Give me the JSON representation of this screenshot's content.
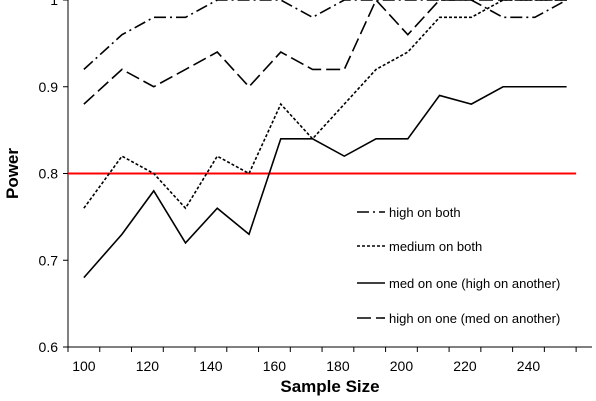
{
  "chart_data": {
    "type": "line",
    "title": "",
    "xlabel": "Sample Size",
    "ylabel": "Power",
    "xlim": [
      95,
      260
    ],
    "ylim": [
      0.6,
      1.0
    ],
    "xticks": [
      "100",
      "120",
      "140",
      "160",
      "180",
      "200",
      "220",
      "240"
    ],
    "yticks": [
      "0.6",
      "0.7",
      "0.8",
      "0.9",
      "1"
    ],
    "grid": false,
    "legend_position": "lower-right",
    "x": [
      100,
      112,
      122,
      132,
      142,
      152,
      162,
      172,
      182,
      192,
      202,
      212,
      222,
      232,
      242,
      252
    ],
    "series": [
      {
        "name": "high on both",
        "style": "dash-dot",
        "color": "#000000",
        "values": [
          0.92,
          0.96,
          0.98,
          0.98,
          1.0,
          1.0,
          1.0,
          0.98,
          1.0,
          1.0,
          1.0,
          1.0,
          1.0,
          0.98,
          0.98,
          1.0
        ]
      },
      {
        "name": "medium on both",
        "style": "short-dash",
        "color": "#000000",
        "values": [
          0.76,
          0.82,
          0.8,
          0.76,
          0.82,
          0.8,
          0.88,
          0.84,
          0.88,
          0.92,
          0.94,
          0.98,
          0.98,
          1.0,
          1.0,
          1.0
        ]
      },
      {
        "name": "med on one (high on another)",
        "style": "solid",
        "color": "#000000",
        "values": [
          0.68,
          0.73,
          0.78,
          0.72,
          0.76,
          0.73,
          0.84,
          0.84,
          0.82,
          0.84,
          0.84,
          0.89,
          0.88,
          0.9,
          0.9,
          0.9
        ]
      },
      {
        "name": "high on one (med on another)",
        "style": "long-dash",
        "color": "#000000",
        "values": [
          0.88,
          0.92,
          0.9,
          0.92,
          0.94,
          0.9,
          0.94,
          0.92,
          0.92,
          1.0,
          0.96,
          1.0,
          1.0,
          1.0,
          1.0,
          1.0
        ]
      }
    ],
    "reference_line": {
      "y": 0.8,
      "color": "#ff0000"
    }
  }
}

^^^^^^^^^^^^^^^^

Pull out every line in the material above where "high" occurs.

        "name": "high on both",
        "name": "med on one (high on another)",
        "name": "high on one (med on another)",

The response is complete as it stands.